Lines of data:

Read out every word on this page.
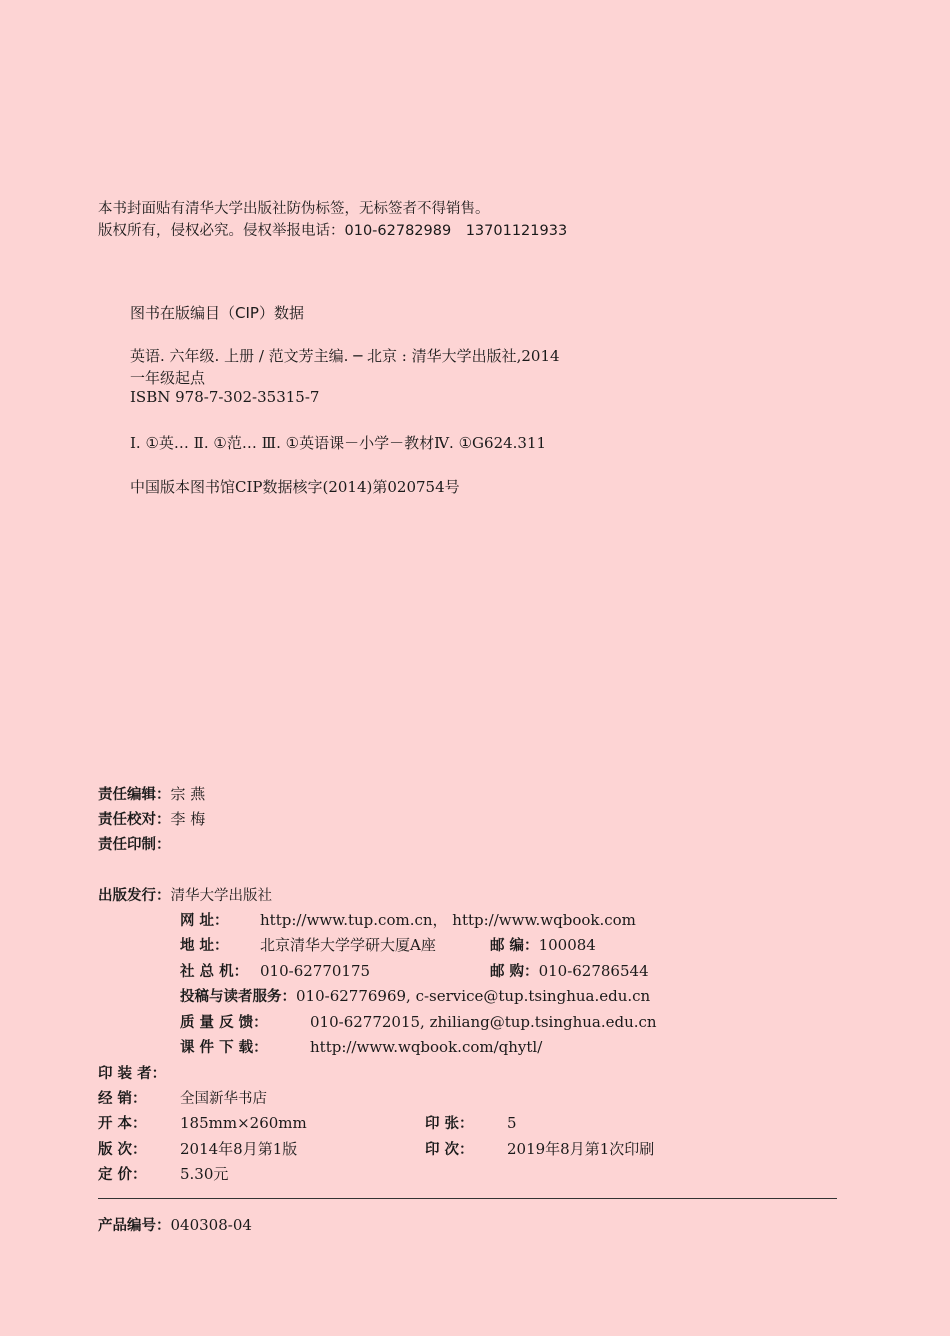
本书封面贴有清华大学出版社防伪标签，无标签者不得销售。
版权所有，侵权必究。侵权举报电话：010-62782989　13701121933
图书在版编目（CIP）数据
英语. 六年级. 上册 / 范文芳主编. ─ 北京 : 清华大学出版社,2014
一年级起点
ISBN 978-7-302-35315-7
Ⅰ. ①英… Ⅱ. ①范… Ⅲ. ①英语课－小学－教材Ⅳ. ①G624.311
中国版本图书馆CIP数据核字(2014)第020754号
责任编辑：宗 燕
责任校对：李 梅
责任印制：
出版发行：清华大学出版社
网 址： http://www.tup.com.cn， http://www.wqbook.com
地 址： 北京清华大学学研大厦A座	邮 编：100084
社 总 机： 010-62770175	邮 购：010-62786544
投稿与读者服务：010-62776969, c-service@tup.tsinghua.edu.cn
质 量 反 馈：	010-62772015, zhiliang@tup.tsinghua.edu.cn
课 件 下 载：	http://www.wqbook.com/qhytl/
印 装 者：
经 销： 全国新华书店
开 本： 185mm×260mm	印 张： 5
版 次： 2014年8月第1版	印 次： 2019年8月第1次印刷
定 价： 5.30元
产品编号：040308-04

STATED PROBLEM - Filter out all lines lacking the word "http" and copy the rest.

TASK ANSWER -
网 址： http://www.tup.com.cn， http://www.wqbook.com
课 件 下 载：	http://www.wqbook.com/qhytl/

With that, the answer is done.